Count the lines in the rows below that contain the string "Proper". Reply with the number only.

MATERIAL PROVIDED:
##########
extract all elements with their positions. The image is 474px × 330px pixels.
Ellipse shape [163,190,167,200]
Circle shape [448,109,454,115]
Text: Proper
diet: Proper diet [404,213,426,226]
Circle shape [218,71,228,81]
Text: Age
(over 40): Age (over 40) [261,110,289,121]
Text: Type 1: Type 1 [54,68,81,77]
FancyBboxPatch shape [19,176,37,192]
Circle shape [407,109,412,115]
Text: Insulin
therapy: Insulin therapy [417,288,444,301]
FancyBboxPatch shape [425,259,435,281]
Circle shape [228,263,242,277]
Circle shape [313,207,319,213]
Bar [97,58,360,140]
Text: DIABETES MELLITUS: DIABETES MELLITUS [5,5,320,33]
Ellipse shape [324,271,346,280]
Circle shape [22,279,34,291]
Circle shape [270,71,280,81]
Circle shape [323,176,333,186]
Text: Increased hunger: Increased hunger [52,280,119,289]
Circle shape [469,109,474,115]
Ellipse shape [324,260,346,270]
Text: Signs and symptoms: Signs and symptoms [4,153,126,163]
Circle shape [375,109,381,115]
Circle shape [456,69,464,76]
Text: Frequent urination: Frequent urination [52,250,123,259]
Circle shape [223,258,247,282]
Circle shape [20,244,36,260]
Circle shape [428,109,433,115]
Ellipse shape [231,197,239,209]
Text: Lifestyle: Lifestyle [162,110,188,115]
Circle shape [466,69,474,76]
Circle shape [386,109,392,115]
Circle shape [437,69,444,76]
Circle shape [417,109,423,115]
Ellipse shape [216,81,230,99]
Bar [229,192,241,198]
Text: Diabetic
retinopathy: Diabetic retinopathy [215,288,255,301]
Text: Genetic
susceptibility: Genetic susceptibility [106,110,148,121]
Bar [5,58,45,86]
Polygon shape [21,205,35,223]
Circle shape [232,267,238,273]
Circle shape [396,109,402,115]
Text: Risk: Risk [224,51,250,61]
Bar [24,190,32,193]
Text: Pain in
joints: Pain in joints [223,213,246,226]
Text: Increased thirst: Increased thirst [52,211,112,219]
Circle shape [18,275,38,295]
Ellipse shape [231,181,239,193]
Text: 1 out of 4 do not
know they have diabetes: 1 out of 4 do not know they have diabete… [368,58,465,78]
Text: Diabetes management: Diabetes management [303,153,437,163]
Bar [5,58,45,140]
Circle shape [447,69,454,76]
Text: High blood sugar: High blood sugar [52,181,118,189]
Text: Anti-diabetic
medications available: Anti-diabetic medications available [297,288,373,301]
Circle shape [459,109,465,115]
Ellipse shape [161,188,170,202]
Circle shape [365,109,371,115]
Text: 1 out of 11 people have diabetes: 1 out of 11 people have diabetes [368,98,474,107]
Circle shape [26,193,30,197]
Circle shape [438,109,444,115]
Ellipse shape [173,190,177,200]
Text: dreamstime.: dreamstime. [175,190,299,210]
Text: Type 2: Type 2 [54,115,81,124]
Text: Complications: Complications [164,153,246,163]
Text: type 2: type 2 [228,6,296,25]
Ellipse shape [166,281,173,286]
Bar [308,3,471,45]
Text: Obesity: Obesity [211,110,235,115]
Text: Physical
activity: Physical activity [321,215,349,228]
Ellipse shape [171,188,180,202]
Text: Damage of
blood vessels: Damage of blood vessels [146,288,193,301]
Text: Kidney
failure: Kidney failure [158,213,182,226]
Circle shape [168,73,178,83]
##########
OUTPUT OF THE TASK:
2